Short problem: The material below should be written out in full and exactly; pictures stay out of the copy.

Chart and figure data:
● ● ● ●

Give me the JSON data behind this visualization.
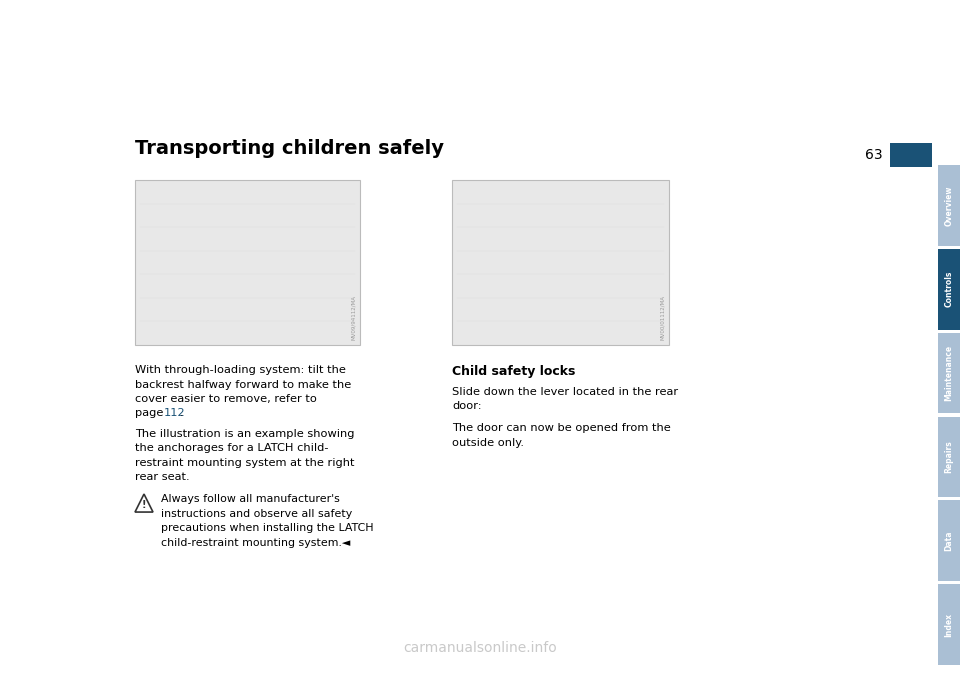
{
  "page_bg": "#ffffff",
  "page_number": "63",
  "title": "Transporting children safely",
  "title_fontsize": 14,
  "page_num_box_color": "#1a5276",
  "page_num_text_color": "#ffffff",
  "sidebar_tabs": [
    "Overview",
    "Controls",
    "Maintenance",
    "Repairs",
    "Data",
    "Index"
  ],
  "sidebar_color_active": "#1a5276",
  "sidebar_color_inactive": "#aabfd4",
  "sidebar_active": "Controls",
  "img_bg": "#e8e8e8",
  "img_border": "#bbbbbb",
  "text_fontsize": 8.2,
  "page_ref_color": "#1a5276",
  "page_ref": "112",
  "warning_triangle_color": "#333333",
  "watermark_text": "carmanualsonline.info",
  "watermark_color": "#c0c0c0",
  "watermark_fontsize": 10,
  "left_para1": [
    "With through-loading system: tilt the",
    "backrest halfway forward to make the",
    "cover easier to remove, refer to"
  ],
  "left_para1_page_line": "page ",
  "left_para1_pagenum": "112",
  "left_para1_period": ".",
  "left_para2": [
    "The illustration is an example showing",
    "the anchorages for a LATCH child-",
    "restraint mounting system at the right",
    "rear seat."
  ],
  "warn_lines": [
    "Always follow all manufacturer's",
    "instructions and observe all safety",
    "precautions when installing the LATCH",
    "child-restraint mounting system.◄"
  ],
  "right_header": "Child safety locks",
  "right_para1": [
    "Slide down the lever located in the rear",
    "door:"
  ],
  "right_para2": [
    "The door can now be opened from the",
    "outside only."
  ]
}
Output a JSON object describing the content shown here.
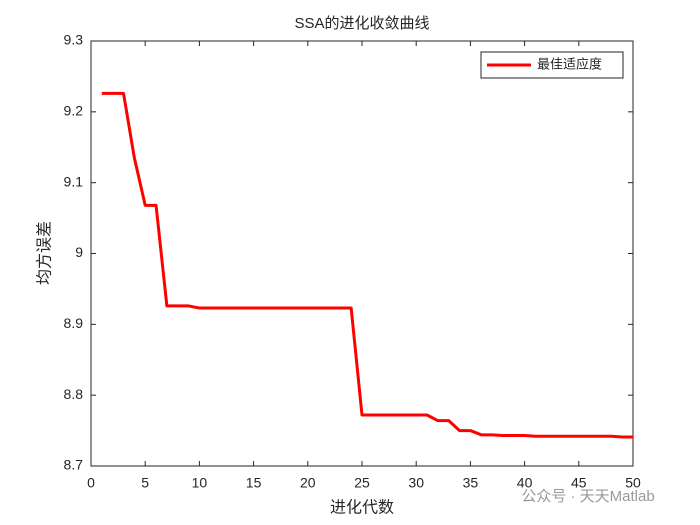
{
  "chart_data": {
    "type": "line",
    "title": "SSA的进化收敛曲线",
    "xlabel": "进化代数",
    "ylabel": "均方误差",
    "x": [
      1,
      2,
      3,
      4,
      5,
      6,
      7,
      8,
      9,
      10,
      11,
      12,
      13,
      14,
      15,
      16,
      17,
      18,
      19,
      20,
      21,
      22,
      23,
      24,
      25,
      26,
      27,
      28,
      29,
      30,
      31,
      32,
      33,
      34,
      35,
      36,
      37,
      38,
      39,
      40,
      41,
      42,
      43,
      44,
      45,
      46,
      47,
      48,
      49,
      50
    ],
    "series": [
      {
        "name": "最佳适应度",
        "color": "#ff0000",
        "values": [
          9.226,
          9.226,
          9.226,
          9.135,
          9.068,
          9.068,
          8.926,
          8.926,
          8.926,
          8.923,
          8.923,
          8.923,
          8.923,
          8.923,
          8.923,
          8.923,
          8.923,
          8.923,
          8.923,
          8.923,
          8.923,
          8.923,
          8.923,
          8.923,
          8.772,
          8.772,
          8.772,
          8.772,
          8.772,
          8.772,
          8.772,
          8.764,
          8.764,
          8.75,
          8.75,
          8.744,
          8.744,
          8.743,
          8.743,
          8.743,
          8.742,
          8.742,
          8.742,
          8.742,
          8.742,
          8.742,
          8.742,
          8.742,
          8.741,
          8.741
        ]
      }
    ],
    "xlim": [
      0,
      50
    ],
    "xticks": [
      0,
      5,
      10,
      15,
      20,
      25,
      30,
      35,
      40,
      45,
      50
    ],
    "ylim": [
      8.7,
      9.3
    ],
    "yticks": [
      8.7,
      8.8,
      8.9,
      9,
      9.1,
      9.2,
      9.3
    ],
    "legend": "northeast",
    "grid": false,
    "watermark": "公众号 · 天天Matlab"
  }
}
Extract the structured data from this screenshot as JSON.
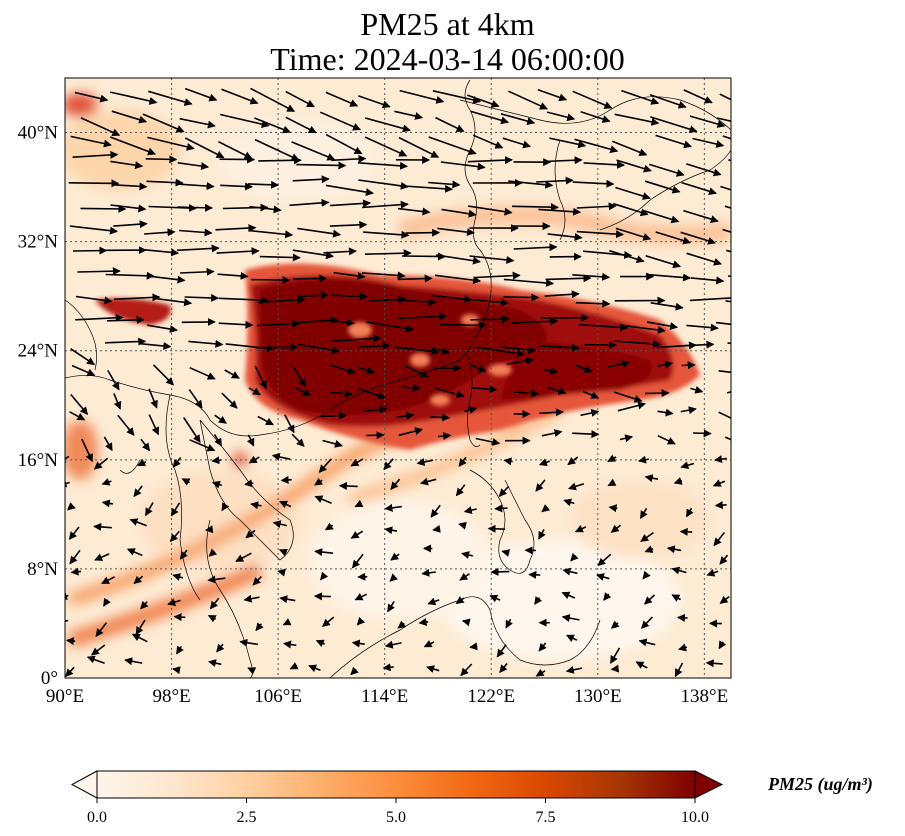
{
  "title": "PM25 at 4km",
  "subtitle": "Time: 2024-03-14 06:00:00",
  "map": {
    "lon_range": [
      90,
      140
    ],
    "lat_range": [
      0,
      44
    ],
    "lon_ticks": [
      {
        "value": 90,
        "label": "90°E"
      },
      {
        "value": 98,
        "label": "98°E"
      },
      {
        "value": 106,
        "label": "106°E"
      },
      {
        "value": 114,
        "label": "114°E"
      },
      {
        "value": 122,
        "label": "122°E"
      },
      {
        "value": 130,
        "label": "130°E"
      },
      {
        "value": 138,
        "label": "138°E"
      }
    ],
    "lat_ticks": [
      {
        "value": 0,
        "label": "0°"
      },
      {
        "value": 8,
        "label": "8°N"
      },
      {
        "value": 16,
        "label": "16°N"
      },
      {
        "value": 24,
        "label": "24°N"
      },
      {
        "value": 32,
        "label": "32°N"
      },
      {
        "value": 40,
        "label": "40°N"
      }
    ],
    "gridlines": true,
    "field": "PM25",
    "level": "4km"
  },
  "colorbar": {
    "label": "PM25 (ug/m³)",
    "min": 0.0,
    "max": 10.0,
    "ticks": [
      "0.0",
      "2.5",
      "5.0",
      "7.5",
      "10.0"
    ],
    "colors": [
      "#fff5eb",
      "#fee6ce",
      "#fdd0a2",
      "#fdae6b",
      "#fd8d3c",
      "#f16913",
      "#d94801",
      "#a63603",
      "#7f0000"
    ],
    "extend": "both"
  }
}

● ● ● ●

Answer to the problem:
Give me the JSON data behind this visualization.
{
  "page_bg": "#ffffff",
  "page_number": "63",
  "title": "Transporting children safely",
  "title_fontsize": 14,
  "page_num_box_color": "#1a5276",
  "page_num_text_color": "#ffffff",
  "sidebar_tabs": [
    "Overview",
    "Controls",
    "Maintenance",
    "Repairs",
    "Data",
    "Index"
  ],
  "sidebar_color_active": "#1a5276",
  "sidebar_color_inactive": "#aabfd4",
  "sidebar_active": "Controls",
  "img_bg": "#e8e8e8",
  "img_border": "#bbbbbb",
  "text_fontsize": 8.2,
  "page_ref_color": "#1a5276",
  "page_ref": "112",
  "warning_triangle_color": "#333333",
  "watermark_text": "carmanualsonline.info",
  "watermark_color": "#c0c0c0",
  "watermark_fontsize": 10,
  "left_para1": [
    "With through-loading system: tilt the",
    "backrest halfway forward to make the",
    "cover easier to remove, refer to"
  ],
  "left_para1_page_line": "page ",
  "left_para1_pagenum": "112",
  "left_para1_period": ".",
  "left_para2": [
    "The illustration is an example showing",
    "the anchorages for a LATCH child-",
    "restraint mounting system at the right",
    "rear seat."
  ],
  "warn_lines": [
    "Always follow all manufacturer's",
    "instructions and observe all safety",
    "precautions when installing the LATCH",
    "child-restraint mounting system.◄"
  ],
  "right_header": "Child safety locks",
  "right_para1": [
    "Slide down the lever located in the rear",
    "door:"
  ],
  "right_para2": [
    "The door can now be opened from the",
    "outside only."
  ]
}
Output a JSON object describing the content shown here.
{
  "chart_data": {
    "type": "line",
    "title": "SSA的进化收敛曲线",
    "xlabel": "进化代数",
    "ylabel": "均方误差",
    "x": [
      1,
      2,
      3,
      4,
      5,
      6,
      7,
      8,
      9,
      10,
      11,
      12,
      13,
      14,
      15,
      16,
      17,
      18,
      19,
      20,
      21,
      22,
      23,
      24,
      25,
      26,
      27,
      28,
      29,
      30,
      31,
      32,
      33,
      34,
      35,
      36,
      37,
      38,
      39,
      40,
      41,
      42,
      43,
      44,
      45,
      46,
      47,
      48,
      49,
      50
    ],
    "series": [
      {
        "name": "最佳适应度",
        "color": "#ff0000",
        "values": [
          9.226,
          9.226,
          9.226,
          9.135,
          9.068,
          9.068,
          8.926,
          8.926,
          8.926,
          8.923,
          8.923,
          8.923,
          8.923,
          8.923,
          8.923,
          8.923,
          8.923,
          8.923,
          8.923,
          8.923,
          8.923,
          8.923,
          8.923,
          8.923,
          8.772,
          8.772,
          8.772,
          8.772,
          8.772,
          8.772,
          8.772,
          8.764,
          8.764,
          8.75,
          8.75,
          8.744,
          8.744,
          8.743,
          8.743,
          8.743,
          8.742,
          8.742,
          8.742,
          8.742,
          8.742,
          8.742,
          8.742,
          8.742,
          8.741,
          8.741
        ]
      }
    ],
    "xlim": [
      0,
      50
    ],
    "xticks": [
      0,
      5,
      10,
      15,
      20,
      25,
      30,
      35,
      40,
      45,
      50
    ],
    "ylim": [
      8.7,
      9.3
    ],
    "yticks": [
      8.7,
      8.8,
      8.9,
      9,
      9.1,
      9.2,
      9.3
    ],
    "legend": "northeast",
    "grid": false,
    "watermark": "公众号 · 天天Matlab"
  }
}
Extract the structured data from this screenshot as JSON.
{
  "title": "PM25 at 4km",
  "subtitle": "Time: 2024-03-14 06:00:00",
  "map": {
    "lon_range": [
      90,
      140
    ],
    "lat_range": [
      0,
      44
    ],
    "lon_ticks": [
      {
        "value": 90,
        "label": "90°E"
      },
      {
        "value": 98,
        "label": "98°E"
      },
      {
        "value": 106,
        "label": "106°E"
      },
      {
        "value": 114,
        "label": "114°E"
      },
      {
        "value": 122,
        "label": "122°E"
      },
      {
        "value": 130,
        "label": "130°E"
      },
      {
        "value": 138,
        "label": "138°E"
      }
    ],
    "lat_ticks": [
      {
        "value": 0,
        "label": "0°"
      },
      {
        "value": 8,
        "label": "8°N"
      },
      {
        "value": 16,
        "label": "16°N"
      },
      {
        "value": 24,
        "label": "24°N"
      },
      {
        "value": 32,
        "label": "32°N"
      },
      {
        "value": 40,
        "label": "40°N"
      }
    ],
    "gridlines": true,
    "field": "PM25",
    "level": "4km"
  },
  "colorbar": {
    "label": "PM25 (ug/m³)",
    "min": 0.0,
    "max": 10.0,
    "ticks": [
      "0.0",
      "2.5",
      "5.0",
      "7.5",
      "10.0"
    ],
    "colors": [
      "#fff5eb",
      "#fee6ce",
      "#fdd0a2",
      "#fdae6b",
      "#fd8d3c",
      "#f16913",
      "#d94801",
      "#a63603",
      "#7f0000"
    ],
    "extend": "both"
  }
}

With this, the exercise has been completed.